Find the word "petroleum" in the material below and gather every line that contains it.

================

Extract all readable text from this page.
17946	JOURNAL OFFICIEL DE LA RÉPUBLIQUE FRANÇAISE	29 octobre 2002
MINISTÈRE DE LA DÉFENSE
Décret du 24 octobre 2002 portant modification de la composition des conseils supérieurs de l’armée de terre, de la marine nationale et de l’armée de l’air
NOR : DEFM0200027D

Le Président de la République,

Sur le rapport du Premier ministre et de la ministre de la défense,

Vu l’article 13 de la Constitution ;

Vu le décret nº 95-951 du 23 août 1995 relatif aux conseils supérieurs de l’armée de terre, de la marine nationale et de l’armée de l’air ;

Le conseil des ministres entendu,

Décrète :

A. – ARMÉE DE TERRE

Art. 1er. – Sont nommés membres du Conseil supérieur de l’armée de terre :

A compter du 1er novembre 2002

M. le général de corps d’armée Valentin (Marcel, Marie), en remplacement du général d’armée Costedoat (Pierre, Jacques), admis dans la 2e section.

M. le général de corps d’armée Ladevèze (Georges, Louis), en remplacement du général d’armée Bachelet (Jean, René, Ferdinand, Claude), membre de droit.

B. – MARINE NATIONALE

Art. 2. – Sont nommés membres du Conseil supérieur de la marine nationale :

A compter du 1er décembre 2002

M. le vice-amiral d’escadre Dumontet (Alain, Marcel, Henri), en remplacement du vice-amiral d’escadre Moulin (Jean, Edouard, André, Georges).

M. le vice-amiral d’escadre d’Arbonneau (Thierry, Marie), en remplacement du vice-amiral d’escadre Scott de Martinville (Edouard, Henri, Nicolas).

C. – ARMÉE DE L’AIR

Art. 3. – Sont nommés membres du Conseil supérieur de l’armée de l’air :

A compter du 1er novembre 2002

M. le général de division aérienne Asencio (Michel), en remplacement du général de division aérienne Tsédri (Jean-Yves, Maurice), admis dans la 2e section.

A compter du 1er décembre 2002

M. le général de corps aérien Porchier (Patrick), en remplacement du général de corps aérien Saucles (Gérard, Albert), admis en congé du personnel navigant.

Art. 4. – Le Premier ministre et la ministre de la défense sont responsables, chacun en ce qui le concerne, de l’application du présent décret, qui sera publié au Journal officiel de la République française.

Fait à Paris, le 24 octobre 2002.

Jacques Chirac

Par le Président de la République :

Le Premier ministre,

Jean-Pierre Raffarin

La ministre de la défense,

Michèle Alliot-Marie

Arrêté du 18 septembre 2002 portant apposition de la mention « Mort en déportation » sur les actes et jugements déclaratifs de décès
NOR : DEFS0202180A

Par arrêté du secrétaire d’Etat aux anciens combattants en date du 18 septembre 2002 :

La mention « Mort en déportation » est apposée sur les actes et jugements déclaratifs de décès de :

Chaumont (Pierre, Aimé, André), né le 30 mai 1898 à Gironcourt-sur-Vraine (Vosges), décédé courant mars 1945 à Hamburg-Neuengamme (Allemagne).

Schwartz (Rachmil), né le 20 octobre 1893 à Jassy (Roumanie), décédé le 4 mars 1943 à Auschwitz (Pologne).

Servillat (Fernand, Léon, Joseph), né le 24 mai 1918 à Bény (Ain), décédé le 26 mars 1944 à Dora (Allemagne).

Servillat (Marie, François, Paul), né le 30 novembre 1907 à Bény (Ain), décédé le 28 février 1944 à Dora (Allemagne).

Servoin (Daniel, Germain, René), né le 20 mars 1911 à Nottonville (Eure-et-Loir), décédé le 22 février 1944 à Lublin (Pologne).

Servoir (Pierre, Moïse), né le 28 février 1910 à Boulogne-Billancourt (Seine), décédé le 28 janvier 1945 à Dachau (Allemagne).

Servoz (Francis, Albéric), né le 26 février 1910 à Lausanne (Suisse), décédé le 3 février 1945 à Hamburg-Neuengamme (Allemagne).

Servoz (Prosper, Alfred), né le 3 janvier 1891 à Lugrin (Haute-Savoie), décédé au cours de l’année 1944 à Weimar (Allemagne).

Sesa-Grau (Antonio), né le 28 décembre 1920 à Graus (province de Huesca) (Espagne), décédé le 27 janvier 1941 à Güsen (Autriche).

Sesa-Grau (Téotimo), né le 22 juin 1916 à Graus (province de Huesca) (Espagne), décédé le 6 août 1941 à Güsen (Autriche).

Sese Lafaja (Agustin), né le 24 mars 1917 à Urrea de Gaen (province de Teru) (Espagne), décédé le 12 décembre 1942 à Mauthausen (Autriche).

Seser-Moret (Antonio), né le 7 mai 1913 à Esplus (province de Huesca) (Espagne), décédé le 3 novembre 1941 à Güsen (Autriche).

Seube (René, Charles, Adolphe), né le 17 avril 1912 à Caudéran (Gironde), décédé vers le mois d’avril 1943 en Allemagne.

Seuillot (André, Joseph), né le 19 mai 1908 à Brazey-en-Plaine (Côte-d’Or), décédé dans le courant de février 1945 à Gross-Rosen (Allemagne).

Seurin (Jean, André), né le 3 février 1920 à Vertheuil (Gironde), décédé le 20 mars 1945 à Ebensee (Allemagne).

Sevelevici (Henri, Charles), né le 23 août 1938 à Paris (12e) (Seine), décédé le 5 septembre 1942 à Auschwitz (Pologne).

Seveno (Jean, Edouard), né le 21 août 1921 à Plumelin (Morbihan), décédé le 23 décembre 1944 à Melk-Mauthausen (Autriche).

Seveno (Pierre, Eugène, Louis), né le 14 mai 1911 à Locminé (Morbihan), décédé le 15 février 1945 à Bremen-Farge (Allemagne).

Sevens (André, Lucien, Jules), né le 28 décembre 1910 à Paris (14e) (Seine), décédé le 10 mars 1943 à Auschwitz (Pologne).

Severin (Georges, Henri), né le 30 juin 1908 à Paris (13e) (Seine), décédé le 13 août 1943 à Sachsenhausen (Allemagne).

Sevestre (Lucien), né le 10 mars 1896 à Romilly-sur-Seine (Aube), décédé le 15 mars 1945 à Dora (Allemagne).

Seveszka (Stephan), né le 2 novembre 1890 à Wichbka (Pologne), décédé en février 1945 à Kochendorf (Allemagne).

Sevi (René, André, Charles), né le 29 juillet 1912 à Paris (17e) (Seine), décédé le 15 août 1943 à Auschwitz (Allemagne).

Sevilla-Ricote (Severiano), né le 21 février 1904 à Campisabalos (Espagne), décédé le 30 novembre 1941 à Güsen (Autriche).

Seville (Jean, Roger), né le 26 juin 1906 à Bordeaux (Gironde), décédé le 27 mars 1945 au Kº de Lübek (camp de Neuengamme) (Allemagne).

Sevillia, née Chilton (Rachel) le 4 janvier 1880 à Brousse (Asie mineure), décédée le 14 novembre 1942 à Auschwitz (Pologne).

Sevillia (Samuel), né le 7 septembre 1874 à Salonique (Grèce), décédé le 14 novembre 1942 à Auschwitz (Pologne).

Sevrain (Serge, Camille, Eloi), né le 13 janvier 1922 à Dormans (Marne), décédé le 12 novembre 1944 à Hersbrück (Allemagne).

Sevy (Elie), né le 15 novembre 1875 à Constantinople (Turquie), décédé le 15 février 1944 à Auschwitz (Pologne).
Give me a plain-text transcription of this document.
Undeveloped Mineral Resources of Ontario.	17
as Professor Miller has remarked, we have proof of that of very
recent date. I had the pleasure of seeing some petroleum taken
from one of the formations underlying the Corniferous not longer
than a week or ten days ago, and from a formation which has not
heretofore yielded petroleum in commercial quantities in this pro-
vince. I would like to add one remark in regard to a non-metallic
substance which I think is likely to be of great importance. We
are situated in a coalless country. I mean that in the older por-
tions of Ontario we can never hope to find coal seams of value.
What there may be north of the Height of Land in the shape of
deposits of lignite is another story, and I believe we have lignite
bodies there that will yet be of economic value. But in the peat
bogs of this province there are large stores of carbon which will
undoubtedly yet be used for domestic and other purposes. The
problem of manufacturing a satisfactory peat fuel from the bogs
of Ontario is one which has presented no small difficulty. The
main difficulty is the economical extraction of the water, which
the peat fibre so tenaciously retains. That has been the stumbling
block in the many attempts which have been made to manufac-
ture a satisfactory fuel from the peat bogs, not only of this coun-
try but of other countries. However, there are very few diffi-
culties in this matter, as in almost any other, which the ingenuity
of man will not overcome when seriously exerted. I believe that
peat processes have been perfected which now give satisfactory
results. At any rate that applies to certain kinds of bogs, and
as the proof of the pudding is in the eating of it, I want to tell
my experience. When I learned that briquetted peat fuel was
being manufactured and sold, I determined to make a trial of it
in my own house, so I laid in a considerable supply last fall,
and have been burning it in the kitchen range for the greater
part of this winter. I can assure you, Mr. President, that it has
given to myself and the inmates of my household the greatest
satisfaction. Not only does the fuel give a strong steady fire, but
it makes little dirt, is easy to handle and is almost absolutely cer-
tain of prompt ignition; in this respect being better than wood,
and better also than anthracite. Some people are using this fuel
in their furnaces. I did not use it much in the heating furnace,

================

### [Solution for this problem]
recent date. I had the pleasure of seeing some petroleum taken
heretofore yielded petroleum in commercial quantities in this pro-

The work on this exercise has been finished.